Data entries
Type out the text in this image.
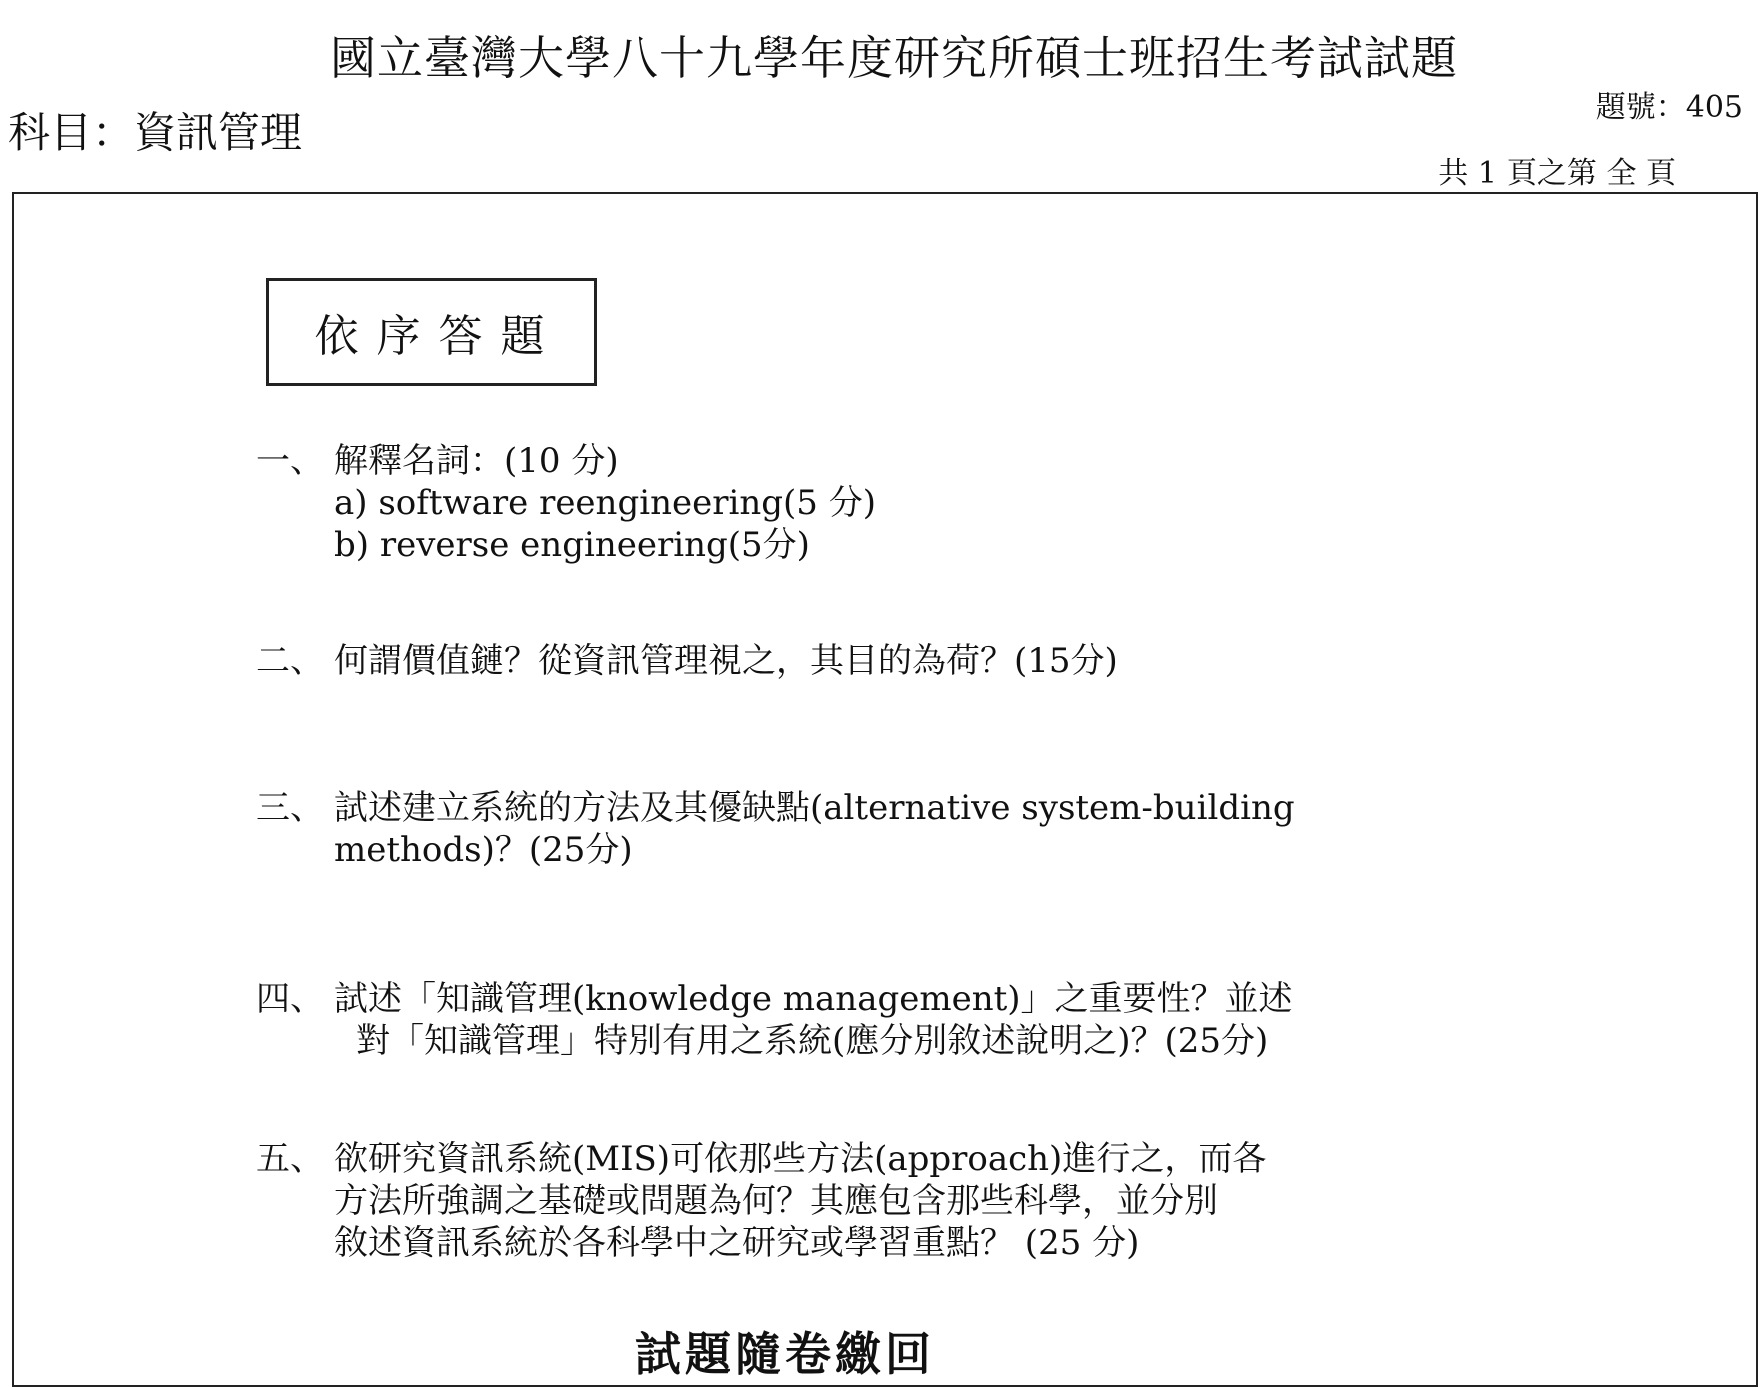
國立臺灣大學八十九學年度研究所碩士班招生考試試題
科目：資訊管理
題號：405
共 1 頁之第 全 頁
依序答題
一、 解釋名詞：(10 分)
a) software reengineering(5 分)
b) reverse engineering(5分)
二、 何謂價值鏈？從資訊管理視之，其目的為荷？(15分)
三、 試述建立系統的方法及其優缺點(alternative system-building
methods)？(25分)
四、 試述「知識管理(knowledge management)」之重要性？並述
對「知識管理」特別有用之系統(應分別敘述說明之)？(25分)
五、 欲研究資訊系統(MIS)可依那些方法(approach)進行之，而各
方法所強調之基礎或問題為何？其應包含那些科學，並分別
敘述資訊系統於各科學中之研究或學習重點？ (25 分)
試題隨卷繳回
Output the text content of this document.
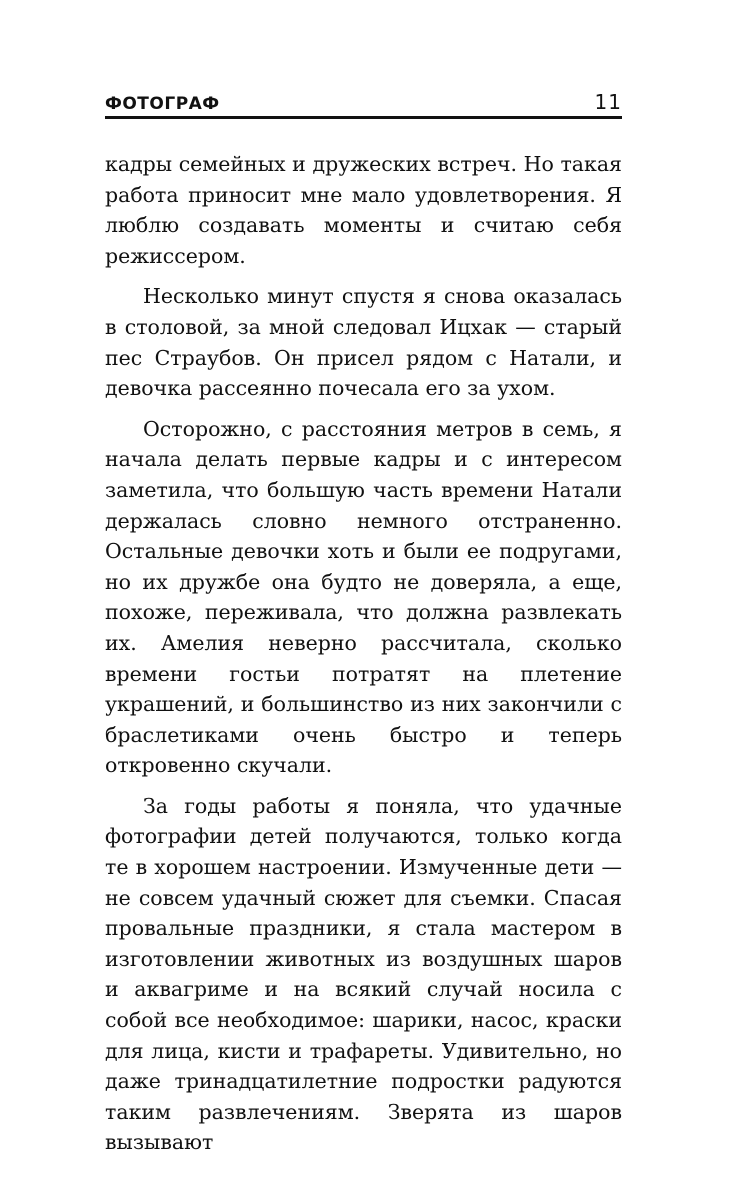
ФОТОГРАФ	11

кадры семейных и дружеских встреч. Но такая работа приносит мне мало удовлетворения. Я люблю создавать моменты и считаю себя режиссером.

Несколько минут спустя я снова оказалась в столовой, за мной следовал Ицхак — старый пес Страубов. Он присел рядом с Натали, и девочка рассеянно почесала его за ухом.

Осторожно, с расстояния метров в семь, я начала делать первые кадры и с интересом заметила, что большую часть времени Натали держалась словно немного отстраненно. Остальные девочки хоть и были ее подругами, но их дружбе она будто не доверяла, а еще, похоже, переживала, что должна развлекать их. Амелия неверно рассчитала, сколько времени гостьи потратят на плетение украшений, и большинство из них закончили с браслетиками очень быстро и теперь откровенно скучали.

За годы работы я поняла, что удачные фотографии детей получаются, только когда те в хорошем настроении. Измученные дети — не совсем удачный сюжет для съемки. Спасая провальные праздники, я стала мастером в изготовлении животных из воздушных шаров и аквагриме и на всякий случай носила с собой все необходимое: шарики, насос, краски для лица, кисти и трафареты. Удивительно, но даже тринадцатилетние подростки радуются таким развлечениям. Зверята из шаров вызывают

• _Written request_: Images in the data above are to be skipped. Retype all other material exactly.

• _Task solution_:
Type out the text in this image.
國立臺灣大學八十九學年度研究所碩士班招生考試試題
科目：資訊管理
題號：405
共 1 頁之第 全 頁
依序答題
一、 解釋名詞：(10 分)
a) software reengineering(5 分)
b) reverse engineering(5分)
二、 何謂價值鏈？從資訊管理視之，其目的為荷？(15分)
三、 試述建立系統的方法及其優缺點(alternative system-building
methods)？(25分)
四、 試述「知識管理(knowledge management)」之重要性？並述
對「知識管理」特別有用之系統(應分別敘述說明之)？(25分)
五、 欲研究資訊系統(MIS)可依那些方法(approach)進行之，而各
方法所強調之基礎或問題為何？其應包含那些科學，並分別
敘述資訊系統於各科學中之研究或學習重點？ (25 分)
試題隨卷繳回
Output the text content of this document.
ФОТОГРАФ	11

кадры семейных и дружеских встреч. Но такая работа приносит мне мало удовлетворения. Я люблю создавать моменты и считаю себя режиссером.

Несколько минут спустя я снова оказалась в столовой, за мной следовал Ицхак — старый пес Страубов. Он присел рядом с Натали, и девочка рассеянно почесала его за ухом.

Осторожно, с расстояния метров в семь, я начала делать первые кадры и с интересом заметила, что большую часть времени Натали держалась словно немного отстраненно. Остальные девочки хоть и были ее подругами, но их дружбе она будто не доверяла, а еще, похоже, переживала, что должна развлекать их. Амелия неверно рассчитала, сколько времени гостьи потратят на плетение украшений, и большинство из них закончили с браслетиками очень быстро и теперь откровенно скучали.

За годы работы я поняла, что удачные фотографии детей получаются, только когда те в хорошем настроении. Измученные дети — не совсем удачный сюжет для съемки. Спасая провальные праздники, я стала мастером в изготовлении животных из воздушных шаров и аквагриме и на всякий случай носила с собой все необходимое: шарики, насос, краски для лица, кисти и трафареты. Удивительно, но даже тринадцатилетние подростки радуются таким развлечениям. Зверята из шаров вызывают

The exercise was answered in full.